==== DATA FOR PROCESSING
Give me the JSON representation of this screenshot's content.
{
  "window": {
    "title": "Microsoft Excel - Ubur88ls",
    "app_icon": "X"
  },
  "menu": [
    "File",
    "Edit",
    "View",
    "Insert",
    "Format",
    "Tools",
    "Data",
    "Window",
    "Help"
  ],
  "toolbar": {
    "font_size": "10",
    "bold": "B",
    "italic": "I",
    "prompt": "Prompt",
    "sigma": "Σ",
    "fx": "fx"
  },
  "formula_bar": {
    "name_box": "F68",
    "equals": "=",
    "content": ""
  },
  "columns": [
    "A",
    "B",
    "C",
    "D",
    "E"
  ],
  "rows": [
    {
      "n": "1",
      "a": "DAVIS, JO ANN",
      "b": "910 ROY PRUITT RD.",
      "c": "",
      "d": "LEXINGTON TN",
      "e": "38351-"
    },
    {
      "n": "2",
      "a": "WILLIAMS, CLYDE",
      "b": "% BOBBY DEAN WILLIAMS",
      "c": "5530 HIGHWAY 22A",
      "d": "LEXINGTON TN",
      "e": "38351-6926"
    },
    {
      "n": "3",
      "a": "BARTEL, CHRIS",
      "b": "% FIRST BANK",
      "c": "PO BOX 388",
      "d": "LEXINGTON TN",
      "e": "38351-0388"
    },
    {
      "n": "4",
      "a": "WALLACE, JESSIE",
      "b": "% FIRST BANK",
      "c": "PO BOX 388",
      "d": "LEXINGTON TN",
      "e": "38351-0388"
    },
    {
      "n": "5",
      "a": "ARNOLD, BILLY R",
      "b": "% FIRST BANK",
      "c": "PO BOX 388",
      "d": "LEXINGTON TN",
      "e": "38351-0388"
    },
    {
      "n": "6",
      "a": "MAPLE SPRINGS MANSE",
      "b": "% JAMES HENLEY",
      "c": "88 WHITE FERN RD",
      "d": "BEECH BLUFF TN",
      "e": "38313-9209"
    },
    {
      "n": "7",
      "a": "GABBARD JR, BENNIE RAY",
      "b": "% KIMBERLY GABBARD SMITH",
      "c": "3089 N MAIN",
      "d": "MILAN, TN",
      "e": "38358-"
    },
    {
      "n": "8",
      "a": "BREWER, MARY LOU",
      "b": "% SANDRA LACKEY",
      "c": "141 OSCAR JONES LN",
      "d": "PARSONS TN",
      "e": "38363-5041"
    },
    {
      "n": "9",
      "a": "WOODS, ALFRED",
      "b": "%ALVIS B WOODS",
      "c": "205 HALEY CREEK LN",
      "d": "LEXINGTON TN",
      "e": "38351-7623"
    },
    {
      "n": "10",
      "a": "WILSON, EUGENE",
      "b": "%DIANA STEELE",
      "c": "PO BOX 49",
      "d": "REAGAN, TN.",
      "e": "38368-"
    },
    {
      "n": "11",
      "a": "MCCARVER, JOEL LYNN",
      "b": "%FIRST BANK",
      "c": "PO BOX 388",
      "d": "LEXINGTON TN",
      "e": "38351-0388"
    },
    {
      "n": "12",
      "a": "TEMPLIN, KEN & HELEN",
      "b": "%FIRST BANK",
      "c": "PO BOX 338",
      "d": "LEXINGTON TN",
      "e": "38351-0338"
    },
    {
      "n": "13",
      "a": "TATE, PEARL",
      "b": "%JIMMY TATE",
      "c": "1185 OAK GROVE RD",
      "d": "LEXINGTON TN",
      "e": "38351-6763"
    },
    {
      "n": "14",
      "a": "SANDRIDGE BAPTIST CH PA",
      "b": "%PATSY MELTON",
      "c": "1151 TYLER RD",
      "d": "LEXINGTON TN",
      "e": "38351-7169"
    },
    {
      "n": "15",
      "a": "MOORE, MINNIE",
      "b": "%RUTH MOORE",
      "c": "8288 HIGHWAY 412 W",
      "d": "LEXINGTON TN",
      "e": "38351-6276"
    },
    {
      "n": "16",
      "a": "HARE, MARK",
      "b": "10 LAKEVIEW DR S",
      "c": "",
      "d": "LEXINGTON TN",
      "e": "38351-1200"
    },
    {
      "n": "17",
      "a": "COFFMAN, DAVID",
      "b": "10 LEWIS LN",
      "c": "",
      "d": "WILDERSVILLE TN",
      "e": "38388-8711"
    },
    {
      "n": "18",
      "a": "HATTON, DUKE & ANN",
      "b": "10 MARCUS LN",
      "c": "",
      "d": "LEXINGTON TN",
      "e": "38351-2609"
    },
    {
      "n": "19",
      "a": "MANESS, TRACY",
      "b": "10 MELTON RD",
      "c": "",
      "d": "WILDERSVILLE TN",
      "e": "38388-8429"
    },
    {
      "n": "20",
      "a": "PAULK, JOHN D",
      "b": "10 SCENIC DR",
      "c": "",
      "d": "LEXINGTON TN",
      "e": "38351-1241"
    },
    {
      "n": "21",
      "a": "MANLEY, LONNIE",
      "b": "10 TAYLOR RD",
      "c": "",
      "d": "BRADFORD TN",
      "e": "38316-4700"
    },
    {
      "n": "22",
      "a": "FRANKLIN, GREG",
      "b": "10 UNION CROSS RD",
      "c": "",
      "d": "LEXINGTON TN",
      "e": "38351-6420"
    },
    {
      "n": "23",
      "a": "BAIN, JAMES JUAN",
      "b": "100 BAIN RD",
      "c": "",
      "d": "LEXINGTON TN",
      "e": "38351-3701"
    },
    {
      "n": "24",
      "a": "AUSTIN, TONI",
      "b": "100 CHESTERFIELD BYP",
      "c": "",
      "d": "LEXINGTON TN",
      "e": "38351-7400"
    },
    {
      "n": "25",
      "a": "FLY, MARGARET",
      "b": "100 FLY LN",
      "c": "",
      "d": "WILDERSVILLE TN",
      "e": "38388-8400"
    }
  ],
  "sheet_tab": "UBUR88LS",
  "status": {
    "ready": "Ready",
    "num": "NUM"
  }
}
========
Only a number is wanted: how many lines contain the word "GABBARD"?

2